[Dataset]

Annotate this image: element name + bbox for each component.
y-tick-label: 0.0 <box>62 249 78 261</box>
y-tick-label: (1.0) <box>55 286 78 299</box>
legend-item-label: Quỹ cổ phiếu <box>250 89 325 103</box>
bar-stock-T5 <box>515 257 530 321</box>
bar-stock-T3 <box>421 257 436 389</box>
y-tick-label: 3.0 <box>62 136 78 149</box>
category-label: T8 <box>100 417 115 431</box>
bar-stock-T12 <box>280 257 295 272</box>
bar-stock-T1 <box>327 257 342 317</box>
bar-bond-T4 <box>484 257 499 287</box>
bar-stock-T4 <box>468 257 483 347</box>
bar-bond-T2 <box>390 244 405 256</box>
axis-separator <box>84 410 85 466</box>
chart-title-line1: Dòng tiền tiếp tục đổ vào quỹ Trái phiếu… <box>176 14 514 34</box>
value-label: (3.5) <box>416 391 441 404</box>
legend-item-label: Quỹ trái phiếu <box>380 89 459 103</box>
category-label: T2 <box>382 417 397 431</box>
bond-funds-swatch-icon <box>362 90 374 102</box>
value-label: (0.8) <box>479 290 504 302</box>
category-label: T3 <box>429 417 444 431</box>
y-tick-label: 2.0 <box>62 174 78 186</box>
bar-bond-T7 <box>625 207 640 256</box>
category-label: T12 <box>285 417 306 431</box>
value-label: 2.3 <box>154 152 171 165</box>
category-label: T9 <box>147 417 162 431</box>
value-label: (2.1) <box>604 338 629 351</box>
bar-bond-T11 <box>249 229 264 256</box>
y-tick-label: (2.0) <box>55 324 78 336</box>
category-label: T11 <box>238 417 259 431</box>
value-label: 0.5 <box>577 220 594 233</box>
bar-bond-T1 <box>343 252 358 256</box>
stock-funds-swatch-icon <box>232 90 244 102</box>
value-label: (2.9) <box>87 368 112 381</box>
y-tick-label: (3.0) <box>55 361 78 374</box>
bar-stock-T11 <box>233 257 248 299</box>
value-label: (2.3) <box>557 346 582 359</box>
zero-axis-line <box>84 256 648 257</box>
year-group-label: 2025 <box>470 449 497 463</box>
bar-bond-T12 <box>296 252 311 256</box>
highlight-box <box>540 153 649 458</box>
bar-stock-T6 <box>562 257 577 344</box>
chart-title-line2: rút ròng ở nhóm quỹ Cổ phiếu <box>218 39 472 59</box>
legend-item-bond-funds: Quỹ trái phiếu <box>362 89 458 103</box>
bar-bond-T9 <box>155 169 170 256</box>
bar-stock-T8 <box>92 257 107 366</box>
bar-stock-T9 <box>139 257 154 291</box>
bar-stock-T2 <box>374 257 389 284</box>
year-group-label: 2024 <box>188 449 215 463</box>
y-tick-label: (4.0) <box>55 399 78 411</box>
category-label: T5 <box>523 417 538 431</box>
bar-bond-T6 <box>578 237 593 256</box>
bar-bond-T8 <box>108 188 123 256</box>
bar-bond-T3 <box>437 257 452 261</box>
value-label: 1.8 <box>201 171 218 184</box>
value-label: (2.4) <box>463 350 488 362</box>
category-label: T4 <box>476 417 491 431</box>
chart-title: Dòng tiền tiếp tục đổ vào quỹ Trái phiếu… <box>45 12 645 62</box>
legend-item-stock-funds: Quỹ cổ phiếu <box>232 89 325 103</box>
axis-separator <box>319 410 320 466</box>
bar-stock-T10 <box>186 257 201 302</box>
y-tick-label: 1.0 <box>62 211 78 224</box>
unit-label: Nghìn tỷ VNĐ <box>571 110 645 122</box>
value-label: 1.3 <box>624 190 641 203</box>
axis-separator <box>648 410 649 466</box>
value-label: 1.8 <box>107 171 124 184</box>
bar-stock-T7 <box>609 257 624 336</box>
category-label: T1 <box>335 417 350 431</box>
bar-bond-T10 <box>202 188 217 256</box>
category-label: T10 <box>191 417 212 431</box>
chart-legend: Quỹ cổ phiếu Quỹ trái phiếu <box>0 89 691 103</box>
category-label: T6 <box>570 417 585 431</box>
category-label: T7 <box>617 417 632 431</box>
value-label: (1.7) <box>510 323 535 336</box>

[What is being asked]
Find every line in the records above that contains the string "tick", matching case exactly, and copy each of those lines.

[Expected answer]
y-tick-label: 0.0 <box>62 249 78 261</box>
y-tick-label: (1.0) <box>55 286 78 299</box>
y-tick-label: 3.0 <box>62 136 78 149</box>
y-tick-label: 2.0 <box>62 174 78 186</box>
y-tick-label: (2.0) <box>55 324 78 336</box>
y-tick-label: (3.0) <box>55 361 78 374</box>
y-tick-label: (4.0) <box>55 399 78 411</box>
y-tick-label: 1.0 <box>62 211 78 224</box>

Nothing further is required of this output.